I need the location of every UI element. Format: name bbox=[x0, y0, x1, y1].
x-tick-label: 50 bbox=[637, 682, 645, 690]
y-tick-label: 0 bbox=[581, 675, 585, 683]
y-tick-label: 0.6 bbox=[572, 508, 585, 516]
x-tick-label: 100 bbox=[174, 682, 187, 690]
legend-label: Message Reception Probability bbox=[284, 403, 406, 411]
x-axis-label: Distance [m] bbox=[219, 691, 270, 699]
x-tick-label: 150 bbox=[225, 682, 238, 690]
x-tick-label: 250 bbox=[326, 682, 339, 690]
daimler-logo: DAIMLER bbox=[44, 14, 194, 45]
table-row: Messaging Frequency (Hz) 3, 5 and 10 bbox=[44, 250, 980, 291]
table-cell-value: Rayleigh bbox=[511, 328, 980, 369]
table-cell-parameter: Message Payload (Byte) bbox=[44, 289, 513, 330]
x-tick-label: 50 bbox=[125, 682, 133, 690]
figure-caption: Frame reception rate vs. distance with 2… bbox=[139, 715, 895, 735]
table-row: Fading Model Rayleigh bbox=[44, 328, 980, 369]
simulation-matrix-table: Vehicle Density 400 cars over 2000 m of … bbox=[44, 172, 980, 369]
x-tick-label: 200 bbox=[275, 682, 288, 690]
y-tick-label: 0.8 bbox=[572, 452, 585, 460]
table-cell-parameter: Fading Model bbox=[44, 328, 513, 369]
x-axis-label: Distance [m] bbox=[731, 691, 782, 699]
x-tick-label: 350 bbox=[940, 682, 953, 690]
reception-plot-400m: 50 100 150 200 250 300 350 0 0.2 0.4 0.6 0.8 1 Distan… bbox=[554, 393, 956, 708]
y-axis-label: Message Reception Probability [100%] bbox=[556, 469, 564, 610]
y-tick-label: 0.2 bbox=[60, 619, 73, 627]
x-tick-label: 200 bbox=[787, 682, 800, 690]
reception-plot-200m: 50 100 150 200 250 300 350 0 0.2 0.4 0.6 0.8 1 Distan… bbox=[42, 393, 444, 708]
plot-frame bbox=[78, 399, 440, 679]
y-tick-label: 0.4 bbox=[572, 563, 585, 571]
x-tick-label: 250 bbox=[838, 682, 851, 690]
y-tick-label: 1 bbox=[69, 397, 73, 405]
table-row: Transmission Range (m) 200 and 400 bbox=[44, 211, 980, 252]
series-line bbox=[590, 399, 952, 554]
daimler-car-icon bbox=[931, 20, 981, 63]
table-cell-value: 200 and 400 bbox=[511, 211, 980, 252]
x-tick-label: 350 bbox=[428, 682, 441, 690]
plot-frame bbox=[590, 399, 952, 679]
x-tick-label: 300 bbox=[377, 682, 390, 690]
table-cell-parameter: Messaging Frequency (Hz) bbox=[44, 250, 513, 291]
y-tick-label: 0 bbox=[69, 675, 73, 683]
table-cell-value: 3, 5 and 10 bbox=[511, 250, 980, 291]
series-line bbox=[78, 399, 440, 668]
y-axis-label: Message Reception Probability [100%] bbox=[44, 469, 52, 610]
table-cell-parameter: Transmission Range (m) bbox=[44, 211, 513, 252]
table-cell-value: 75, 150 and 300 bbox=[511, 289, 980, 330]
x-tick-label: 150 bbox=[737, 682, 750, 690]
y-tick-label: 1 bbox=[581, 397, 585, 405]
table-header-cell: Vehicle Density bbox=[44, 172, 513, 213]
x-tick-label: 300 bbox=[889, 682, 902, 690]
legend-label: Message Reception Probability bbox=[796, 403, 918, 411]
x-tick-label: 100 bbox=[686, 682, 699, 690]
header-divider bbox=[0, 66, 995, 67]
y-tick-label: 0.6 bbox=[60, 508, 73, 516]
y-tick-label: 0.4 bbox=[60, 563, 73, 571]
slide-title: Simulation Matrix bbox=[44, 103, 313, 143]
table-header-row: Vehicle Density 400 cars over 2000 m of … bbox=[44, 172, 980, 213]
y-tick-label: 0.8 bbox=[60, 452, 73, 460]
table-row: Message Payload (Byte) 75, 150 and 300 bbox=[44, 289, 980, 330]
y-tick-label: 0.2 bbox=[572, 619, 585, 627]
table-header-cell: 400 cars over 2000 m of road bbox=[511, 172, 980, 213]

____________________

● **TASK REQUIREMENTS**:
Copy out, in full, each row above that contains the string "parameter".

● **THE COMPLETED TASK**:
table-cell-parameter: Message Payload (Byte) bbox=[44, 289, 513, 330]
table-cell-parameter: Fading Model bbox=[44, 328, 513, 369]
table-cell-parameter: Messaging Frequency (Hz) bbox=[44, 250, 513, 291]
table-cell-parameter: Transmission Range (m) bbox=[44, 211, 513, 252]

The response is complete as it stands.